#### Material shown ####

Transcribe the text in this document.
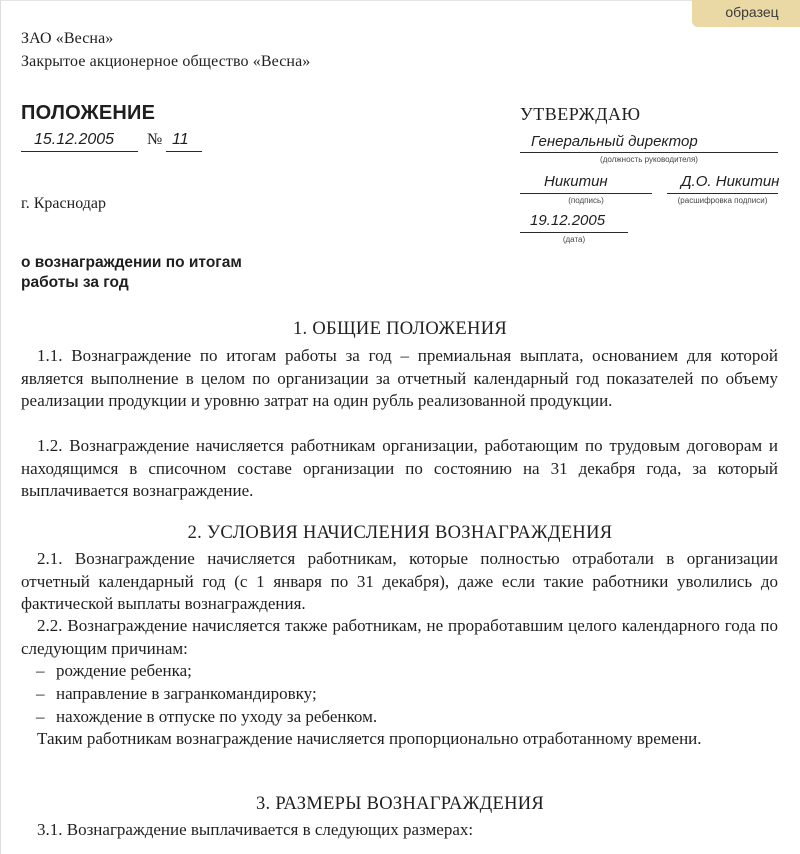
образец
ЗАО «Весна»
Закрытое акционерное общество «Весна»
ПОЛОЖЕНИЕ
15.12.2005 № 11
г. Краснодар
УТВЕРЖДАЮ
Генеральный директор
(должность руководителя)
Никитин
(подпись)
Д.О. Никитин
(расшифровка подписи)
19.12.2005
(дата)
о вознаграждении по итогам
работы за год
1. ОБЩИЕ ПОЛОЖЕНИЯ
1.1. Вознаграждение по итогам работы за год – премиальная выплата, основанием для которой является выполнение в целом по организации за отчетный календарный год показателей по объему реализации продукции и уровню затрат на один рубль реализованной продукции.
1.2. Вознаграждение начисляется работникам организации, работающим по трудовым договорам и находящимся в списочном составе организации по состоянию на 31 декабря года, за который выплачивается вознаграждение.
2. УСЛОВИЯ НАЧИСЛЕНИЯ ВОЗНАГРАЖДЕНИЯ
2.1. Вознаграждение начисляется работникам, которые полностью отработали в организации отчетный календарный год (с 1 января по 31 декабря), даже если такие работники уволились до фактической выплаты вознаграждения.
2.2. Вознаграждение начисляется также работникам, не проработавшим целого календарного года по следующим причинам:
– рождение ребенка;
– направление в загранкомандировку;
– нахождение в отпуске по уходу за ребенком.
Таким работникам вознаграждение начисляется пропорционально отработанному времени.
3. РАЗМЕРЫ ВОЗНАГРАЖДЕНИЯ
3.1. Вознаграждение выплачивается в следующих размерах:
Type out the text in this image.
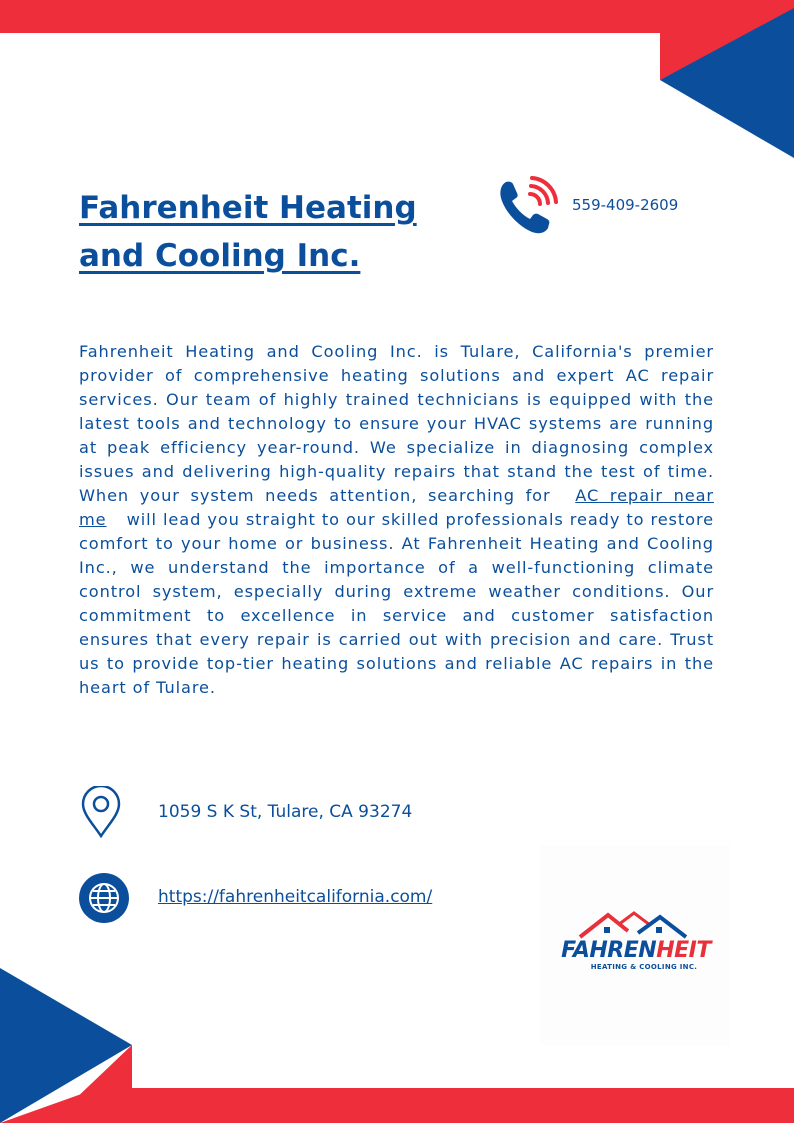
Fahrenheit Heating and Cooling Inc.
559-409-2609

Fahrenheit Heating and Cooling Inc. is Tulare, California's premier provider of comprehensive heating solutions and expert AC repair services. Our team of highly trained technicians is equipped with the latest tools and technology to ensure your HVAC systems are running at peak efficiency year-round. We specialize in diagnosing complex issues and delivering high-quality repairs that stand the test of time. When your system needs attention, searching for AC repair near me will lead you straight to our skilled professionals ready to restore comfort to your home or business. At Fahrenheit Heating and Cooling Inc., we understand the importance of a well-functioning climate control system, especially during extreme weather conditions. Our commitment to excellence in service and customer satisfaction ensures that every repair is carried out with precision and care. Trust us to provide top-tier heating solutions and reliable AC repairs in the heart of Tulare.

1059 S K St, Tulare, CA 93274
https://fahrenheitcalifornia.com/
FAHRENHEIT
HEATING & COOLING INC.
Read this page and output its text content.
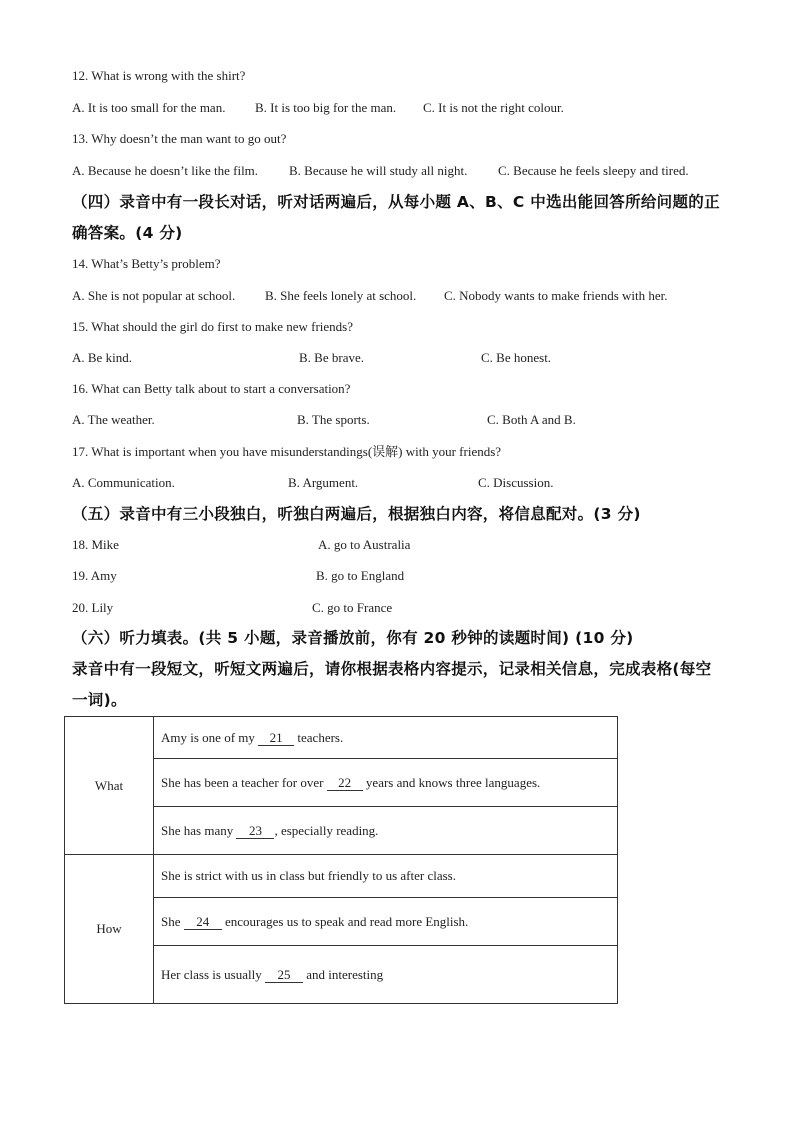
12. What is wrong with the shirt?
A. It is too small for the man. B. It is too big for the man. C. It is not the right colour.
13. Why doesn’t the man want to go out?
A. Because he doesn’t like the film. B. Because he will study all night. C. Because he feels sleepy and tired.
（四）录音中有一段长对话，听对话两遍后，从每小题 A、B、C 中选出能回答所给问题的正
确答案。(4 分)
14. What’s Betty’s problem?
A. She is not popular at school. B. She feels lonely at school. C. Nobody wants to make friends with her.
15. What should the girl do first to make new friends?
A. Be kind.	B. Be brave.	C. Be honest.
16. What can Betty talk about to start a conversation?
A. The weather.	B. The sports.	C. Both A and B.
17. What is important when you have misunderstandings(误解) with your friends?
A. Communication.	B. Argument.	C. Discussion.
（五）录音中有三小段独白，听独白两遍后，根据独白内容，将信息配对。(3 分)
18. Mike	A. go to Australia
19. Amy	B. go to England
20. Lily	C. go to France
（六）听力填表。(共 5 小题，录音播放前，你有 20 秒钟的读题时间) (10 分)
录音中有一段短文，听短文两遍后，请你根据表格内容提示，记录相关信息，完成表格(每空
一词)。
What	Amy is one of my 21 teachers.
	She has been a teacher for over 22 years and knows three languages.
	She has many 23 , especially reading.
How	She is strict with us in class but friendly to us after class.
	She 24 encourages us to speak and read more English.
	Her class is usually 25 and interesting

####

• Direction: Every line of the material is to be quoted exactly, with no pictures carried over.

• Answer below:
Transcribe the text in this document.
образец
ЗАО «Весна»
Закрытое акционерное общество «Весна»
ПОЛОЖЕНИЕ
15.12.2005 № 11
г. Краснодар
УТВЕРЖДАЮ
Генеральный директор
(должность руководителя)
Никитин
(подпись)
Д.О. Никитин
(расшифровка подписи)
19.12.2005
(дата)
о вознаграждении по итогам
работы за год
1. ОБЩИЕ ПОЛОЖЕНИЯ
1.1. Вознаграждение по итогам работы за год – премиальная выплата, основанием для которой является выполнение в целом по организации за отчетный календарный год показателей по объему реализации продукции и уровню затрат на один рубль реализованной продукции.
1.2. Вознаграждение начисляется работникам организации, работающим по трудовым договорам и находящимся в списочном составе организации по состоянию на 31 декабря года, за который выплачивается вознаграждение.
2. УСЛОВИЯ НАЧИСЛЕНИЯ ВОЗНАГРАЖДЕНИЯ
2.1. Вознаграждение начисляется работникам, которые полностью отработали в организации отчетный календарный год (с 1 января по 31 декабря), даже если такие работники уволились до фактической выплаты вознаграждения.
2.2. Вознаграждение начисляется также работникам, не проработавшим целого календарного года по следующим причинам:
– рождение ребенка;
– направление в загранкомандировку;
– нахождение в отпуске по уходу за ребенком.
Таким работникам вознаграждение начисляется пропорционально отработанному времени.
3. РАЗМЕРЫ ВОЗНАГРАЖДЕНИЯ
3.1. Вознаграждение выплачивается в следующих размерах:
Type out the text in this image.
Fahrenheit Heating and Cooling Inc.
559-409-2609

Fahrenheit Heating and Cooling Inc. is Tulare, California's premier provider of comprehensive heating solutions and expert AC repair services. Our team of highly trained technicians is equipped with the latest tools and technology to ensure your HVAC systems are running at peak efficiency year-round. We specialize in diagnosing complex issues and delivering high-quality repairs that stand the test of time. When your system needs attention, searching for AC repair near me will lead you straight to our skilled professionals ready to restore comfort to your home or business. At Fahrenheit Heating and Cooling Inc., we understand the importance of a well-functioning climate control system, especially during extreme weather conditions. Our commitment to excellence in service and customer satisfaction ensures that every repair is carried out with precision and care. Trust us to provide top-tier heating solutions and reliable AC repairs in the heart of Tulare.

1059 S K St, Tulare, CA 93274
https://fahrenheitcalifornia.com/
FAHRENHEIT
HEATING & COOLING INC.
Read this page and output its text content.
12. What is wrong with the shirt?
A. It is too small for the man. B. It is too big for the man. C. It is not the right colour.
13. Why doesn’t the man want to go out?
A. Because he doesn’t like the film. B. Because he will study all night. C. Because he feels sleepy and tired.
（四）录音中有一段长对话，听对话两遍后，从每小题 A、B、C 中选出能回答所给问题的正
确答案。(4 分)
14. What’s Betty’s problem?
A. She is not popular at school. B. She feels lonely at school. C. Nobody wants to make friends with her.
15. What should the girl do first to make new friends?
A. Be kind.	B. Be brave.	C. Be honest.
16. What can Betty talk about to start a conversation?
A. The weather.	B. The sports.	C. Both A and B.
17. What is important when you have misunderstandings(误解) with your friends?
A. Communication.	B. Argument.	C. Discussion.
（五）录音中有三小段独白，听独白两遍后，根据独白内容，将信息配对。(3 分)
18. Mike	A. go to Australia
19. Amy	B. go to England
20. Lily	C. go to France
（六）听力填表。(共 5 小题，录音播放前，你有 20 秒钟的读题时间) (10 分)
录音中有一段短文，听短文两遍后，请你根据表格内容提示，记录相关信息，完成表格(每空
一词)。
What	Amy is one of my 21 teachers.
	She has been a teacher for over 22 years and knows three languages.
	She has many 23 , especially reading.
How	She is strict with us in class but friendly to us after class.
	She 24 encourages us to speak and read more English.
	Her class is usually 25 and interesting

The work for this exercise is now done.